Records from a collection:
* * * * * * * * *

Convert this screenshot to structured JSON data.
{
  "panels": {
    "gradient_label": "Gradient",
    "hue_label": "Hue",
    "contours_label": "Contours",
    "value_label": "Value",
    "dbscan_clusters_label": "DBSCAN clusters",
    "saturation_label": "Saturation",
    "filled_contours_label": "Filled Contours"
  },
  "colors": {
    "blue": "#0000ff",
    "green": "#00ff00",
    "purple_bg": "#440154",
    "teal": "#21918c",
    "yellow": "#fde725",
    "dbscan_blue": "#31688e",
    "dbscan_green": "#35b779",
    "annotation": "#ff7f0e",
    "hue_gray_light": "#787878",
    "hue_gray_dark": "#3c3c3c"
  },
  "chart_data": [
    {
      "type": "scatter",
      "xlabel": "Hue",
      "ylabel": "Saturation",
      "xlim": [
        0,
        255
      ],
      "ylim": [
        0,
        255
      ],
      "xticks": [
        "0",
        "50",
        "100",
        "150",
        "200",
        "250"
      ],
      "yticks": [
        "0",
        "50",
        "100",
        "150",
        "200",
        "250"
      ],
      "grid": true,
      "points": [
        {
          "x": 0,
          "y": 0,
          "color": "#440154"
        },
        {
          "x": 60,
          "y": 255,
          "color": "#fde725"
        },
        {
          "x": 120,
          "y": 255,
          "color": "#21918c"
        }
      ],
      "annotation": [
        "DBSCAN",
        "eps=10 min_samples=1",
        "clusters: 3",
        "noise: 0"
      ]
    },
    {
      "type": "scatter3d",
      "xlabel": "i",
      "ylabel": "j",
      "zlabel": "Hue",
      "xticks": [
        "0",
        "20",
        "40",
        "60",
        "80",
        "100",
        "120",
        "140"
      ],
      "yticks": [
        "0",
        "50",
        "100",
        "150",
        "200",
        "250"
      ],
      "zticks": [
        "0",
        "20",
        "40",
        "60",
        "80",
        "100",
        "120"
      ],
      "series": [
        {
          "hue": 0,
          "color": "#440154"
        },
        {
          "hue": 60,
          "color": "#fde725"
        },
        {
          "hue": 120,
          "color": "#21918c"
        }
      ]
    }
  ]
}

* * * * * * * * *

▸ **Prompt**: Pick every line with "Saturation" in it and copy it.

▸ **Output for this task**:
    "saturation_label": "Saturation",
      "ylabel": "Saturation",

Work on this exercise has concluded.